### [Directions for this task]
Reproduce the data exactly.
— start Record excerpts —
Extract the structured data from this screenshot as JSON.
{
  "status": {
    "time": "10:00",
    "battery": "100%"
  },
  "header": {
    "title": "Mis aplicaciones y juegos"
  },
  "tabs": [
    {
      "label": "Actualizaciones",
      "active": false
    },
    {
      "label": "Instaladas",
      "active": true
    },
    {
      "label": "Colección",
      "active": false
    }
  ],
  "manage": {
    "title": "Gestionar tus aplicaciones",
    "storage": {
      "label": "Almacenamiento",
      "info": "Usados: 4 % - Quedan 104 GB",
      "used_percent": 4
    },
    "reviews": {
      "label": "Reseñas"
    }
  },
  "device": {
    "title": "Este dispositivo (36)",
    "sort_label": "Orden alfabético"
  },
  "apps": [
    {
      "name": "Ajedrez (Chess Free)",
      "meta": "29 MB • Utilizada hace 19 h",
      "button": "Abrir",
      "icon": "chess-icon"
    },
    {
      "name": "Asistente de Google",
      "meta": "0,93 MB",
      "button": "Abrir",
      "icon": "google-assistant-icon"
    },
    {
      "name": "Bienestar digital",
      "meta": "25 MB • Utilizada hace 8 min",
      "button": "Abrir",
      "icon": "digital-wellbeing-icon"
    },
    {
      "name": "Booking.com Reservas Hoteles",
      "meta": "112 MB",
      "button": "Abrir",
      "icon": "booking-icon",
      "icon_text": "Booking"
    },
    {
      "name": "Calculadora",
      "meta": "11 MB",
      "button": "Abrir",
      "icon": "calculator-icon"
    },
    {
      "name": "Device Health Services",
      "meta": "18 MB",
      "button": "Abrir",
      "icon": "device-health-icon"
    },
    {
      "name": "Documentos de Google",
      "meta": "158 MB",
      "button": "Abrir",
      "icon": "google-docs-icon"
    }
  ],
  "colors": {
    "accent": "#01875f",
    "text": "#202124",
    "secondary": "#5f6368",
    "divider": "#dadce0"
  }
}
— end Record excerpts —
### [Result]
Extract the structured data from this screenshot as JSON.
{
  "status": {
    "time": "10:00",
    "battery": "100%"
  },
  "header": {
    "title": "Mis aplicaciones y juegos"
  },
  "tabs": [
    {
      "label": "Actualizaciones",
      "active": false
    },
    {
      "label": "Instaladas",
      "active": true
    },
    {
      "label": "Colección",
      "active": false
    }
  ],
  "manage": {
    "title": "Gestionar tus aplicaciones",
    "storage": {
      "label": "Almacenamiento",
      "info": "Usados: 4 % - Quedan 104 GB",
      "used_percent": 4
    },
    "reviews": {
      "label": "Reseñas"
    }
  },
  "device": {
    "title": "Este dispositivo (36)",
    "sort_label": "Orden alfabético"
  },
  "apps": [
    {
      "name": "Ajedrez (Chess Free)",
      "meta": "29 MB • Utilizada hace 19 h",
      "button": "Abrir",
      "icon": "chess-icon"
    },
    {
      "name": "Asistente de Google",
      "meta": "0,93 MB",
      "button": "Abrir",
      "icon": "google-assistant-icon"
    },
    {
      "name": "Bienestar digital",
      "meta": "25 MB • Utilizada hace 8 min",
      "button": "Abrir",
      "icon": "digital-wellbeing-icon"
    },
    {
      "name": "Booking.com Reservas Hoteles",
      "meta": "112 MB",
      "button": "Abrir",
      "icon": "booking-icon",
      "icon_text": "Booking"
    },
    {
      "name": "Calculadora",
      "meta": "11 MB",
      "button": "Abrir",
      "icon": "calculator-icon"
    },
    {
      "name": "Device Health Services",
      "meta": "18 MB",
      "button": "Abrir",
      "icon": "device-health-icon"
    },
    {
      "name": "Documentos de Google",
      "meta": "158 MB",
      "button": "Abrir",
      "icon": "google-docs-icon"
    }
  ],
  "colors": {
    "accent": "#01875f",
    "text": "#202124",
    "secondary": "#5f6368",
    "divider": "#dadce0"
  }
}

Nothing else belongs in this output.